*SOURCE DATA*
....
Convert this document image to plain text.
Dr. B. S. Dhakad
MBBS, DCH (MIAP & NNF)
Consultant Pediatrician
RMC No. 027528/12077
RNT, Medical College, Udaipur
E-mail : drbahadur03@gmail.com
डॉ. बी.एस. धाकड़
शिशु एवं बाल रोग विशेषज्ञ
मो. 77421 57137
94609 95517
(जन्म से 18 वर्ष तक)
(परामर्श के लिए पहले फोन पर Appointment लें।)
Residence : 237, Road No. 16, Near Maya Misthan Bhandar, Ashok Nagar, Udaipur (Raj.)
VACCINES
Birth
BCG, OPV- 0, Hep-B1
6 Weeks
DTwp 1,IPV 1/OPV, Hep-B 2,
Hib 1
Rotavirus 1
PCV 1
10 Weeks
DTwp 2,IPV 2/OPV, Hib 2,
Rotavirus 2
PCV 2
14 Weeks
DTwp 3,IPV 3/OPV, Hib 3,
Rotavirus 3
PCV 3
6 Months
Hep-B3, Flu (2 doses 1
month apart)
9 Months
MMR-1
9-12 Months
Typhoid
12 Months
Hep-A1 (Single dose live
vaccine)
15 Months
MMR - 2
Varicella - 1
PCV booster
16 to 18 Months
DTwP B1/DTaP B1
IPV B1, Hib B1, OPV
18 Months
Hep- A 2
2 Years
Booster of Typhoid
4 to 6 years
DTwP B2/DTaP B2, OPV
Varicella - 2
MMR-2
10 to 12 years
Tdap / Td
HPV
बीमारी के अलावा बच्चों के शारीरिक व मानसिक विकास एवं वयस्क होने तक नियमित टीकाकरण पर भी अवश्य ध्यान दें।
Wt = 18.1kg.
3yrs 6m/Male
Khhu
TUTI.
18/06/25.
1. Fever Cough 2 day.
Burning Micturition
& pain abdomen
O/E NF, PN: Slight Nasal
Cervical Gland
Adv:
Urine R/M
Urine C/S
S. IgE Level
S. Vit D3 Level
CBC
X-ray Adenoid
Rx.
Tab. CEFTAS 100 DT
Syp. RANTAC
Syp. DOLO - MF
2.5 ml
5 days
....
*WORK INSTRUCTION*
Copy the records above exactly as written.

*EXERCISE RESULT*
Convert this document image to plain text.
Dr. B. S. Dhakad
MBBS, DCH (MIAP & NNF)
Consultant Pediatrician
RMC No. 027528/12077
RNT, Medical College, Udaipur
E-mail : drbahadur03@gmail.com
डॉ. बी.एस. धाकड़
शिशु एवं बाल रोग विशेषज्ञ
मो. 77421 57137
94609 95517
(जन्म से 18 वर्ष तक)
(परामर्श के लिए पहले फोन पर Appointment लें।)
Residence : 237, Road No. 16, Near Maya Misthan Bhandar, Ashok Nagar, Udaipur (Raj.)
VACCINES
Birth
BCG, OPV- 0, Hep-B1
6 Weeks
DTwp 1,IPV 1/OPV, Hep-B 2,
Hib 1
Rotavirus 1
PCV 1
10 Weeks
DTwp 2,IPV 2/OPV, Hib 2,
Rotavirus 2
PCV 2
14 Weeks
DTwp 3,IPV 3/OPV, Hib 3,
Rotavirus 3
PCV 3
6 Months
Hep-B3, Flu (2 doses 1
month apart)
9 Months
MMR-1
9-12 Months
Typhoid
12 Months
Hep-A1 (Single dose live
vaccine)
15 Months
MMR - 2
Varicella - 1
PCV booster
16 to 18 Months
DTwP B1/DTaP B1
IPV B1, Hib B1, OPV
18 Months
Hep- A 2
2 Years
Booster of Typhoid
4 to 6 years
DTwP B2/DTaP B2, OPV
Varicella - 2
MMR-2
10 to 12 years
Tdap / Td
HPV
बीमारी के अलावा बच्चों के शारीरिक व मानसिक विकास एवं वयस्क होने तक नियमित टीकाकरण पर भी अवश्य ध्यान दें।
Wt = 18.1kg.
3yrs 6m/Male
Khhu
TUTI.
18/06/25.
1. Fever Cough 2 day.
Burning Micturition
& pain abdomen
O/E NF, PN: Slight Nasal
Cervical Gland
Adv:
Urine R/M
Urine C/S
S. IgE Level
S. Vit D3 Level
CBC
X-ray Adenoid
Rx.
Tab. CEFTAS 100 DT
Syp. RANTAC
Syp. DOLO - MF
2.5 ml
5 days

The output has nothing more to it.